↓

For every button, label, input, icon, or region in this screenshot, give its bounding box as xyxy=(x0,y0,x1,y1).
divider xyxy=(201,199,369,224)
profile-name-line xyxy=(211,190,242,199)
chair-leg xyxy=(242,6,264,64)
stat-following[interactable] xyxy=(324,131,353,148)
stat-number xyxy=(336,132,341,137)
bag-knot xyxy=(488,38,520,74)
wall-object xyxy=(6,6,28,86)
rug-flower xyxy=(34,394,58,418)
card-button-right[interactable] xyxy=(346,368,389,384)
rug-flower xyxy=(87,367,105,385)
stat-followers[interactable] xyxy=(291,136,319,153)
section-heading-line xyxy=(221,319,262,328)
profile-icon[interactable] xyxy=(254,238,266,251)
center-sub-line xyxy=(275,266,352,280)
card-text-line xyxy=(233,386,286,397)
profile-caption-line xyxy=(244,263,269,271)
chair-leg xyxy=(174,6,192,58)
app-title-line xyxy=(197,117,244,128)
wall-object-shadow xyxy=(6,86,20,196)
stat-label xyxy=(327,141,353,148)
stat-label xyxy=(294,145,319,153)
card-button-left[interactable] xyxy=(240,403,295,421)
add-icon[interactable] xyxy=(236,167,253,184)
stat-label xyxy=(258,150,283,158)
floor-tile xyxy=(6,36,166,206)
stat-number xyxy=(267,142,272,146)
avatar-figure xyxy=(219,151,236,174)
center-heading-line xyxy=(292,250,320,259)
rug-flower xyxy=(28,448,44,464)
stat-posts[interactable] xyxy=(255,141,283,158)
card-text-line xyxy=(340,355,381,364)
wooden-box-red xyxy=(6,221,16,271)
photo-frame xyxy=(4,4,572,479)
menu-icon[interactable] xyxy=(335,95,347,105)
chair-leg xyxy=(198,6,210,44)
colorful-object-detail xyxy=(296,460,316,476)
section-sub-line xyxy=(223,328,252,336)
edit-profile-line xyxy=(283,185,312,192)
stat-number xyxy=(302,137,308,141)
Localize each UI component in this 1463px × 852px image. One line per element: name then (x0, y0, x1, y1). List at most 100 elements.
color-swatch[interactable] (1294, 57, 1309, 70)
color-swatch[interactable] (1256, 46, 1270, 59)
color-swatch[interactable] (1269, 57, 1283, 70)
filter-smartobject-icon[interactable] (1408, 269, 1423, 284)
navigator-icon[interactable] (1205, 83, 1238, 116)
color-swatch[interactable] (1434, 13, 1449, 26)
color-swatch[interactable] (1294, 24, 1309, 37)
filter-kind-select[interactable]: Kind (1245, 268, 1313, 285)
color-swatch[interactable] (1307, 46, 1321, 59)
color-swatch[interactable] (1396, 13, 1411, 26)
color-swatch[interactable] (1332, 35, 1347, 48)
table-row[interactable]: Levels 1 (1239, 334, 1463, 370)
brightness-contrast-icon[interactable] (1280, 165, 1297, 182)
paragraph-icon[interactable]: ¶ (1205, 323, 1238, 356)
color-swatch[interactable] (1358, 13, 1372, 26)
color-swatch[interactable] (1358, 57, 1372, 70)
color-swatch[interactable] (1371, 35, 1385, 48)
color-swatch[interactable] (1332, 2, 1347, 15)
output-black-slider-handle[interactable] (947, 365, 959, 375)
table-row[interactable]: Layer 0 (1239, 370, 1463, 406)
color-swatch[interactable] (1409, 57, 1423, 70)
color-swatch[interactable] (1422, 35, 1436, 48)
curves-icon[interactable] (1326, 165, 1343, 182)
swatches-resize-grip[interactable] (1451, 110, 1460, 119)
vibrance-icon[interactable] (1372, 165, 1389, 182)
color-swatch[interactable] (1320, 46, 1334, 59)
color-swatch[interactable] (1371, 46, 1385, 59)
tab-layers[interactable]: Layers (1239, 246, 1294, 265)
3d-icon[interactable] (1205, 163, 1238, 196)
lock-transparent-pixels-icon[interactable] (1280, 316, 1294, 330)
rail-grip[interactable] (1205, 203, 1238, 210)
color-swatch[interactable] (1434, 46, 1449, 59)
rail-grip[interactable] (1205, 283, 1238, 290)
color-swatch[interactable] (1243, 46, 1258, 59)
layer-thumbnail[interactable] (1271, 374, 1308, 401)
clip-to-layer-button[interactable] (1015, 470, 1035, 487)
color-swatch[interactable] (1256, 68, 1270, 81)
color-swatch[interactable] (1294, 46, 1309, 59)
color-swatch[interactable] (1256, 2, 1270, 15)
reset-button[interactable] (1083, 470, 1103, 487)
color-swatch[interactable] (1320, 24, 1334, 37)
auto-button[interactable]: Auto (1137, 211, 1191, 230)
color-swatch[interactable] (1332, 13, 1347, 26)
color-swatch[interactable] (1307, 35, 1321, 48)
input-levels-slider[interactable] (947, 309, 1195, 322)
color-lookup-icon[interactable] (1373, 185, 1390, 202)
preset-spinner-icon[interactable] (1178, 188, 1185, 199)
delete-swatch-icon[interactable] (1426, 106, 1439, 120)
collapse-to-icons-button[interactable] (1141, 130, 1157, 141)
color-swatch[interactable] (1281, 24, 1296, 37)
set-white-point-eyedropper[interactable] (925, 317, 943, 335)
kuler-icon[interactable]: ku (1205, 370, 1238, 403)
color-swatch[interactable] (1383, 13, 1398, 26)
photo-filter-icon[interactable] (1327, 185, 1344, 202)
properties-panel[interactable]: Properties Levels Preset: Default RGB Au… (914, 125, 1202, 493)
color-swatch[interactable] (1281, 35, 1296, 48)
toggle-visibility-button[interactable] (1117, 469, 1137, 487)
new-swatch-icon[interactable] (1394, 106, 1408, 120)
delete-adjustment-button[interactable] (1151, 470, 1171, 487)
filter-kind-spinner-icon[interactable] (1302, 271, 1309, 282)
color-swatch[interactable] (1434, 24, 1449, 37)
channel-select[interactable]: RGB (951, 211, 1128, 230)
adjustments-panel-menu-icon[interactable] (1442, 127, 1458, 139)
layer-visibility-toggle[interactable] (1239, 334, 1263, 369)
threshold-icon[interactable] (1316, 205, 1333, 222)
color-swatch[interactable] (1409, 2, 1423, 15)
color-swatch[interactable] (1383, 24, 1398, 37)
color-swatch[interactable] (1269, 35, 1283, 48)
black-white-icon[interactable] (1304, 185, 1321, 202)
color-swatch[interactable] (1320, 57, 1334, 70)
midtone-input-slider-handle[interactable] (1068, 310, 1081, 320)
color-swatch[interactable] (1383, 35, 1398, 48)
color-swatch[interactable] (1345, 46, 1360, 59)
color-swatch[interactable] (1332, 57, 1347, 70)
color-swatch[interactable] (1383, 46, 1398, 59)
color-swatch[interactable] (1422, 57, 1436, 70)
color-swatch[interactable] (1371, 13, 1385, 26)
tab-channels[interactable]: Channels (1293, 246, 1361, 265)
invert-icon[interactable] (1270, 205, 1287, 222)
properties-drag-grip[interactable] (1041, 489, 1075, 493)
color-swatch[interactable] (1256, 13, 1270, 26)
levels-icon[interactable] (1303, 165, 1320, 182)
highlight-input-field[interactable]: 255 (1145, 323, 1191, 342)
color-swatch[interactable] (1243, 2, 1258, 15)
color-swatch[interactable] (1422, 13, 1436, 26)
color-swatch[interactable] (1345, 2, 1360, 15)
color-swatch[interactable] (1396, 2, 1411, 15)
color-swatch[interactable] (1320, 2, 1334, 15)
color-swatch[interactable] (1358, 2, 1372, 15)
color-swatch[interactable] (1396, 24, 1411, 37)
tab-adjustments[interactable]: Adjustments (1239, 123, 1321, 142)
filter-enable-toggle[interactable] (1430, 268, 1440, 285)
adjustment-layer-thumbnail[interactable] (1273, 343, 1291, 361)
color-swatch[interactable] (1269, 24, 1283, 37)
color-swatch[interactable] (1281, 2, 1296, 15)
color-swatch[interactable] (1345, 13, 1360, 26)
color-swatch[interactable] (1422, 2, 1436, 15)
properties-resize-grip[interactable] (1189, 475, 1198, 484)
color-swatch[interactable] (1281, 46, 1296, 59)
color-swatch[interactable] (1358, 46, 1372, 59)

↑

◆ WORK TO DO
Write out the items as a numbered list, starting at the first one and ending at the line containing "stat-label xyxy=(327,141,353,148)", with both ends included and blank lines omitted.

◆ OUTPUT OF THE TASK
1. For every button, label, input, icon, or region in this screenshot, give its bounding box as xyxy=(x0,y0,x1,y1).
2. divider xyxy=(201,199,369,224)
3. profile-name-line xyxy=(211,190,242,199)
4. chair-leg xyxy=(242,6,264,64)
5. stat-following[interactable] xyxy=(324,131,353,148)
6. stat-number xyxy=(336,132,341,137)
7. bag-knot xyxy=(488,38,520,74)
8. wall-object xyxy=(6,6,28,86)
9. rug-flower xyxy=(34,394,58,418)
10. card-button-right[interactable] xyxy=(346,368,389,384)
11. rug-flower xyxy=(87,367,105,385)
12. stat-followers[interactable] xyxy=(291,136,319,153)
13. section-heading-line xyxy=(221,319,262,328)
14. profile-icon[interactable] xyxy=(254,238,266,251)
15. center-sub-line xyxy=(275,266,352,280)
16. card-text-line xyxy=(233,386,286,397)
17. profile-caption-line xyxy=(244,263,269,271)
18. chair-leg xyxy=(174,6,192,58)
19. app-title-line xyxy=(197,117,244,128)
20. wall-object-shadow xyxy=(6,86,20,196)
21. stat-label xyxy=(327,141,353,148)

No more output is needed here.